### TASK PROMPT
Give back all the data exactly, line by line.

--- RAW RECORDS ---

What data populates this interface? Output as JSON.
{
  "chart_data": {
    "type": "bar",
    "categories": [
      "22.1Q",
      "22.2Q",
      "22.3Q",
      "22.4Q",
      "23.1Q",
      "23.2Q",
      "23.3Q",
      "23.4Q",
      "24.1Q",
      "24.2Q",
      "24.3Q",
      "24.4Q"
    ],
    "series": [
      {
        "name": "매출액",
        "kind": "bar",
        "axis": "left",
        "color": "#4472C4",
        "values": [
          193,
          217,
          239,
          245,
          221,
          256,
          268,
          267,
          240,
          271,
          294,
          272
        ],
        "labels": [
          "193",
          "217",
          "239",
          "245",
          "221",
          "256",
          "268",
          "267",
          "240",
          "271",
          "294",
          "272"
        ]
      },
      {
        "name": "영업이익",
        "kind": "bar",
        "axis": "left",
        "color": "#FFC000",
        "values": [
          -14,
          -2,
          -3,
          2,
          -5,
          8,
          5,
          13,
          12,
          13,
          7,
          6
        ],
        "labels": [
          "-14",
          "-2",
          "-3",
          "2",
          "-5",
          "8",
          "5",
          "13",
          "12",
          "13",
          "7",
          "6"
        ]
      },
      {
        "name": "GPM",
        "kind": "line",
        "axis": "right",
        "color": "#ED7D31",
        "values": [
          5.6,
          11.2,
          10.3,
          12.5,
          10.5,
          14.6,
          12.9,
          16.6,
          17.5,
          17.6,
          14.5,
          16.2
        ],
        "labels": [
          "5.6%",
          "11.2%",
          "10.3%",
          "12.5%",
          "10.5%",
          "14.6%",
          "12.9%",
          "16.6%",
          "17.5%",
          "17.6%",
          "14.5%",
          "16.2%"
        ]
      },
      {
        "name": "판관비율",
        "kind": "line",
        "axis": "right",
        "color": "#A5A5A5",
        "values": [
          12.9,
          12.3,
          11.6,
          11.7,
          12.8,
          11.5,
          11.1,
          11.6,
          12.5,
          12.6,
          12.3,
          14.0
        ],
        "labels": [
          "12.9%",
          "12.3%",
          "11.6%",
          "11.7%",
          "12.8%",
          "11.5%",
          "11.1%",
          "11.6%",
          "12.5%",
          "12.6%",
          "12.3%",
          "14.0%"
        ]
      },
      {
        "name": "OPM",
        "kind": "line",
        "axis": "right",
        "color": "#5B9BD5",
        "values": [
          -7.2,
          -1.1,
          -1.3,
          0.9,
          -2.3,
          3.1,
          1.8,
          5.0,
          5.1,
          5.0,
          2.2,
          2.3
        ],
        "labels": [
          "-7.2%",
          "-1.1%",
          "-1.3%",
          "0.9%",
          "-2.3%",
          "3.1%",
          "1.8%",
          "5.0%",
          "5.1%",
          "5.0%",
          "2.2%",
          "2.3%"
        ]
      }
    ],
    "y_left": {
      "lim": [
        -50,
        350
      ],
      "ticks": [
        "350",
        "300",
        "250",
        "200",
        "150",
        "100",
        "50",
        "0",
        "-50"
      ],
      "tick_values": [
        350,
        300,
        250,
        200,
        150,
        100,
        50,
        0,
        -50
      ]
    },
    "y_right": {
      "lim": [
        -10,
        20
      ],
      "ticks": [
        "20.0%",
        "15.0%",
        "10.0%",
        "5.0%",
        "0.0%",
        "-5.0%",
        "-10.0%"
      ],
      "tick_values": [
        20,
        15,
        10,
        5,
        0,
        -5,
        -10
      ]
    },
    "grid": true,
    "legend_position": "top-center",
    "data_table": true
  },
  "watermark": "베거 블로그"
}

---

### TASK RESULT
What data populates this interface? Output as JSON.
{
  "chart_data": {
    "type": "bar",
    "categories": [
      "22.1Q",
      "22.2Q",
      "22.3Q",
      "22.4Q",
      "23.1Q",
      "23.2Q",
      "23.3Q",
      "23.4Q",
      "24.1Q",
      "24.2Q",
      "24.3Q",
      "24.4Q"
    ],
    "series": [
      {
        "name": "매출액",
        "kind": "bar",
        "axis": "left",
        "color": "#4472C4",
        "values": [
          193,
          217,
          239,
          245,
          221,
          256,
          268,
          267,
          240,
          271,
          294,
          272
        ],
        "labels": [
          "193",
          "217",
          "239",
          "245",
          "221",
          "256",
          "268",
          "267",
          "240",
          "271",
          "294",
          "272"
        ]
      },
      {
        "name": "영업이익",
        "kind": "bar",
        "axis": "left",
        "color": "#FFC000",
        "values": [
          -14,
          -2,
          -3,
          2,
          -5,
          8,
          5,
          13,
          12,
          13,
          7,
          6
        ],
        "labels": [
          "-14",
          "-2",
          "-3",
          "2",
          "-5",
          "8",
          "5",
          "13",
          "12",
          "13",
          "7",
          "6"
        ]
      },
      {
        "name": "GPM",
        "kind": "line",
        "axis": "right",
        "color": "#ED7D31",
        "values": [
          5.6,
          11.2,
          10.3,
          12.5,
          10.5,
          14.6,
          12.9,
          16.6,
          17.5,
          17.6,
          14.5,
          16.2
        ],
        "labels": [
          "5.6%",
          "11.2%",
          "10.3%",
          "12.5%",
          "10.5%",
          "14.6%",
          "12.9%",
          "16.6%",
          "17.5%",
          "17.6%",
          "14.5%",
          "16.2%"
        ]
      },
      {
        "name": "판관비율",
        "kind": "line",
        "axis": "right",
        "color": "#A5A5A5",
        "values": [
          12.9,
          12.3,
          11.6,
          11.7,
          12.8,
          11.5,
          11.1,
          11.6,
          12.5,
          12.6,
          12.3,
          14.0
        ],
        "labels": [
          "12.9%",
          "12.3%",
          "11.6%",
          "11.7%",
          "12.8%",
          "11.5%",
          "11.1%",
          "11.6%",
          "12.5%",
          "12.6%",
          "12.3%",
          "14.0%"
        ]
      },
      {
        "name": "OPM",
        "kind": "line",
        "axis": "right",
        "color": "#5B9BD5",
        "values": [
          -7.2,
          -1.1,
          -1.3,
          0.9,
          -2.3,
          3.1,
          1.8,
          5.0,
          5.1,
          5.0,
          2.2,
          2.3
        ],
        "labels": [
          "-7.2%",
          "-1.1%",
          "-1.3%",
          "0.9%",
          "-2.3%",
          "3.1%",
          "1.8%",
          "5.0%",
          "5.1%",
          "5.0%",
          "2.2%",
          "2.3%"
        ]
      }
    ],
    "y_left": {
      "lim": [
        -50,
        350
      ],
      "ticks": [
        "350",
        "300",
        "250",
        "200",
        "150",
        "100",
        "50",
        "0",
        "-50"
      ],
      "tick_values": [
        350,
        300,
        250,
        200,
        150,
        100,
        50,
        0,
        -50
      ]
    },
    "y_right": {
      "lim": [
        -10,
        20
      ],
      "ticks": [
        "20.0%",
        "15.0%",
        "10.0%",
        "5.0%",
        "0.0%",
        "-5.0%",
        "-10.0%"
      ],
      "tick_values": [
        20,
        15,
        10,
        5,
        0,
        -5,
        -10
      ]
    },
    "grid": true,
    "legend_position": "top-center",
    "data_table": true
  },
  "watermark": "베거 블로그"
}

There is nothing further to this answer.